= Dataset records =
§

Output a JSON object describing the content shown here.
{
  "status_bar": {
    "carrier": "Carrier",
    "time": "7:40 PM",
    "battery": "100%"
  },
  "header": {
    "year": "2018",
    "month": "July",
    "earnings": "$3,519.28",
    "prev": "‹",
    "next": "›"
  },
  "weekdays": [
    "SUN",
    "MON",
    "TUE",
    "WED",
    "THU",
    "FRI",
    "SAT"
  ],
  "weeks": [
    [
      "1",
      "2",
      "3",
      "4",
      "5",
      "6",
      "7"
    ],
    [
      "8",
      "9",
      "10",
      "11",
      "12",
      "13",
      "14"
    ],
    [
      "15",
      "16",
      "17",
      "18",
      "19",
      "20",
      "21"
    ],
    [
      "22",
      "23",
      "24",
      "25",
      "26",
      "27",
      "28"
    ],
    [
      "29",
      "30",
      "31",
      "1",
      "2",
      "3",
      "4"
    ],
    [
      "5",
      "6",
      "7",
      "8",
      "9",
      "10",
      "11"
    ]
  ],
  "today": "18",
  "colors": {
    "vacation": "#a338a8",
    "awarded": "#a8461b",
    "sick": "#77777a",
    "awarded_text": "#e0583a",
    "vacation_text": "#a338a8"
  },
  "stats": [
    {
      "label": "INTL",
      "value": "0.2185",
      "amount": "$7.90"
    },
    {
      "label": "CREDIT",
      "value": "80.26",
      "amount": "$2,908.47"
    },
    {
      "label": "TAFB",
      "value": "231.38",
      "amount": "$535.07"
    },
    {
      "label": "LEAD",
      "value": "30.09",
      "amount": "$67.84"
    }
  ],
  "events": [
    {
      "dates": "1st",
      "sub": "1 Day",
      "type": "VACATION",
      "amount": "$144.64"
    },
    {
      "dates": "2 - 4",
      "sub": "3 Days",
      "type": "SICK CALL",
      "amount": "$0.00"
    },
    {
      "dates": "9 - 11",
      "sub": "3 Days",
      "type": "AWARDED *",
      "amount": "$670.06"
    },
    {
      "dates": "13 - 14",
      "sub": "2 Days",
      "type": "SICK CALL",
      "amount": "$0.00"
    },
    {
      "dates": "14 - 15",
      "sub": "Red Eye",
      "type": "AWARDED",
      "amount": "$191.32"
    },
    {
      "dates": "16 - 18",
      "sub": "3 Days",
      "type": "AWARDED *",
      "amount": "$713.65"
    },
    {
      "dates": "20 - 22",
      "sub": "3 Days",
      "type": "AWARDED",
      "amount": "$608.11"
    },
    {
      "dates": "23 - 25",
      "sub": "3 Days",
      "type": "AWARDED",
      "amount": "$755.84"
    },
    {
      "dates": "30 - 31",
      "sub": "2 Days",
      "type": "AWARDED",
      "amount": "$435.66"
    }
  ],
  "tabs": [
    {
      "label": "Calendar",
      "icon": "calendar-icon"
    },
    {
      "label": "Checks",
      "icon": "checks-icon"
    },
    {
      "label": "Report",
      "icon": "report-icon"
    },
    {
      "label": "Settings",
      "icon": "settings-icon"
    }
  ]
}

§

= Directions =
Copy every line in the entries above that has the string "dates" in it.

= Written answer =
      "dates": "1st",
      "dates": "2 - 4",
      "dates": "9 - 11",
      "dates": "13 - 14",
      "dates": "14 - 15",
      "dates": "16 - 18",
      "dates": "20 - 22",
      "dates": "23 - 25",
      "dates": "30 - 31",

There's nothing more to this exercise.